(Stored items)
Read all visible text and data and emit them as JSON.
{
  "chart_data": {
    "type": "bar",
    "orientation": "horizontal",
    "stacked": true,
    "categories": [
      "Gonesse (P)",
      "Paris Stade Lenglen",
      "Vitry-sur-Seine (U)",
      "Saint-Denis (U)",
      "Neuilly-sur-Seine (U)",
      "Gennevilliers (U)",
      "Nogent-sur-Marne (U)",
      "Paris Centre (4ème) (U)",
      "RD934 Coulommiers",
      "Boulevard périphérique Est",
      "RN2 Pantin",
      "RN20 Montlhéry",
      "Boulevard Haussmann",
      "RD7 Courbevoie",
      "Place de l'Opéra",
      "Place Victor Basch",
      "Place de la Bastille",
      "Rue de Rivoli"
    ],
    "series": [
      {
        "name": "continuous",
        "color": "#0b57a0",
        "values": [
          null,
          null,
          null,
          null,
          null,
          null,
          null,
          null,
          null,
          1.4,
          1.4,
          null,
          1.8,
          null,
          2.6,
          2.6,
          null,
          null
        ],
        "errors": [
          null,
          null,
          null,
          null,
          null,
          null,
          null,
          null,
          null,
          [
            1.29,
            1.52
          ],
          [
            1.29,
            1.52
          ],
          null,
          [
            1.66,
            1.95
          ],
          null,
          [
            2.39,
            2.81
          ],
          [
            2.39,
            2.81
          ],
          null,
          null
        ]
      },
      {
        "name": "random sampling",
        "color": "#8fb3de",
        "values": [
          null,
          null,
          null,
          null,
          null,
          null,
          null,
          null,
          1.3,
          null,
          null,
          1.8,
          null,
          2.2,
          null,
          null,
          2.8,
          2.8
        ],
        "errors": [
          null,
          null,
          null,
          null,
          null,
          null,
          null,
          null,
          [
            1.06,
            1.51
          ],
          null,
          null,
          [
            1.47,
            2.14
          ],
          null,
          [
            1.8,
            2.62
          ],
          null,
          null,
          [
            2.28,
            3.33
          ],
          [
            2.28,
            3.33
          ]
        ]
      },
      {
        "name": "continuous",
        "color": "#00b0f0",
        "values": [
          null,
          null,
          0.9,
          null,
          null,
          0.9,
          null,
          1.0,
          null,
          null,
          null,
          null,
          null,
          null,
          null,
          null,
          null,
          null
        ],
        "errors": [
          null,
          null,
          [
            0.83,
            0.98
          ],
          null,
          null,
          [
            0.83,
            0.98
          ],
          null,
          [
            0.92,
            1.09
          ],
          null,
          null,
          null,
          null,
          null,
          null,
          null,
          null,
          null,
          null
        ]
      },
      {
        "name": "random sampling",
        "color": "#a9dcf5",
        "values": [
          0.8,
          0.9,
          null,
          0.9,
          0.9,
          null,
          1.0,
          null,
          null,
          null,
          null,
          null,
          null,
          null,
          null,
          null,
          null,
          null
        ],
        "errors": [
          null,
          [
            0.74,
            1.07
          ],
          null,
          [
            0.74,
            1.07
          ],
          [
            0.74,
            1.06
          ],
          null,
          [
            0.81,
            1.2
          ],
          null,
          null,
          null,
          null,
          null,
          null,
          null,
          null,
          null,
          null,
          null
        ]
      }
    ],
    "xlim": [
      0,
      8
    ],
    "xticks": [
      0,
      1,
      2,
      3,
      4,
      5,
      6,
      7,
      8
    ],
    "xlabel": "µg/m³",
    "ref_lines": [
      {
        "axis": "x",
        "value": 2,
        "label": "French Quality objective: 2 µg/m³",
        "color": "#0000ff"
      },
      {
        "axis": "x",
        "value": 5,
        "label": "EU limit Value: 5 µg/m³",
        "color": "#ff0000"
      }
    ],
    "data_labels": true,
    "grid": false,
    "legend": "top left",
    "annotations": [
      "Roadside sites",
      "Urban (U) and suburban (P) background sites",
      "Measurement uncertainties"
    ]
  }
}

**WRITTEN PROBLEM:** Reproduce every entry shown above, precisely as it stands.

**THE COMPLETED TASK:**
Read all visible text and data and emit them as JSON.
{
  "chart_data": {
    "type": "bar",
    "orientation": "horizontal",
    "stacked": true,
    "categories": [
      "Gonesse (P)",
      "Paris Stade Lenglen",
      "Vitry-sur-Seine (U)",
      "Saint-Denis (U)",
      "Neuilly-sur-Seine (U)",
      "Gennevilliers (U)",
      "Nogent-sur-Marne (U)",
      "Paris Centre (4ème) (U)",
      "RD934 Coulommiers",
      "Boulevard périphérique Est",
      "RN2 Pantin",
      "RN20 Montlhéry",
      "Boulevard Haussmann",
      "RD7 Courbevoie",
      "Place de l'Opéra",
      "Place Victor Basch",
      "Place de la Bastille",
      "Rue de Rivoli"
    ],
    "series": [
      {
        "name": "continuous",
        "color": "#0b57a0",
        "values": [
          null,
          null,
          null,
          null,
          null,
          null,
          null,
          null,
          null,
          1.4,
          1.4,
          null,
          1.8,
          null,
          2.6,
          2.6,
          null,
          null
        ],
        "errors": [
          null,
          null,
          null,
          null,
          null,
          null,
          null,
          null,
          null,
          [
            1.29,
            1.52
          ],
          [
            1.29,
            1.52
          ],
          null,
          [
            1.66,
            1.95
          ],
          null,
          [
            2.39,
            2.81
          ],
          [
            2.39,
            2.81
          ],
          null,
          null
        ]
      },
      {
        "name": "random sampling",
        "color": "#8fb3de",
        "values": [
          null,
          null,
          null,
          null,
          null,
          null,
          null,
          null,
          1.3,
          null,
          null,
          1.8,
          null,
          2.2,
          null,
          null,
          2.8,
          2.8
        ],
        "errors": [
          null,
          null,
          null,
          null,
          null,
          null,
          null,
          null,
          [
            1.06,
            1.51
          ],
          null,
          null,
          [
            1.47,
            2.14
          ],
          null,
          [
            1.8,
            2.62
          ],
          null,
          null,
          [
            2.28,
            3.33
          ],
          [
            2.28,
            3.33
          ]
        ]
      },
      {
        "name": "continuous",
        "color": "#00b0f0",
        "values": [
          null,
          null,
          0.9,
          null,
          null,
          0.9,
          null,
          1.0,
          null,
          null,
          null,
          null,
          null,
          null,
          null,
          null,
          null,
          null
        ],
        "errors": [
          null,
          null,
          [
            0.83,
            0.98
          ],
          null,
          null,
          [
            0.83,
            0.98
          ],
          null,
          [
            0.92,
            1.09
          ],
          null,
          null,
          null,
          null,
          null,
          null,
          null,
          null,
          null,
          null
        ]
      },
      {
        "name": "random sampling",
        "color": "#a9dcf5",
        "values": [
          0.8,
          0.9,
          null,
          0.9,
          0.9,
          null,
          1.0,
          null,
          null,
          null,
          null,
          null,
          null,
          null,
          null,
          null,
          null,
          null
        ],
        "errors": [
          null,
          [
            0.74,
            1.07
          ],
          null,
          [
            0.74,
            1.07
          ],
          [
            0.74,
            1.06
          ],
          null,
          [
            0.81,
            1.2
          ],
          null,
          null,
          null,
          null,
          null,
          null,
          null,
          null,
          null,
          null,
          null
        ]
      }
    ],
    "xlim": [
      0,
      8
    ],
    "xticks": [
      0,
      1,
      2,
      3,
      4,
      5,
      6,
      7,
      8
    ],
    "xlabel": "µg/m³",
    "ref_lines": [
      {
        "axis": "x",
        "value": 2,
        "label": "French Quality objective: 2 µg/m³",
        "color": "#0000ff"
      },
      {
        "axis": "x",
        "value": 5,
        "label": "EU limit Value: 5 µg/m³",
        "color": "#ff0000"
      }
    ],
    "data_labels": true,
    "grid": false,
    "legend": "top left",
    "annotations": [
      "Roadside sites",
      "Urban (U) and suburban (P) background sites",
      "Measurement uncertainties"
    ]
  }
}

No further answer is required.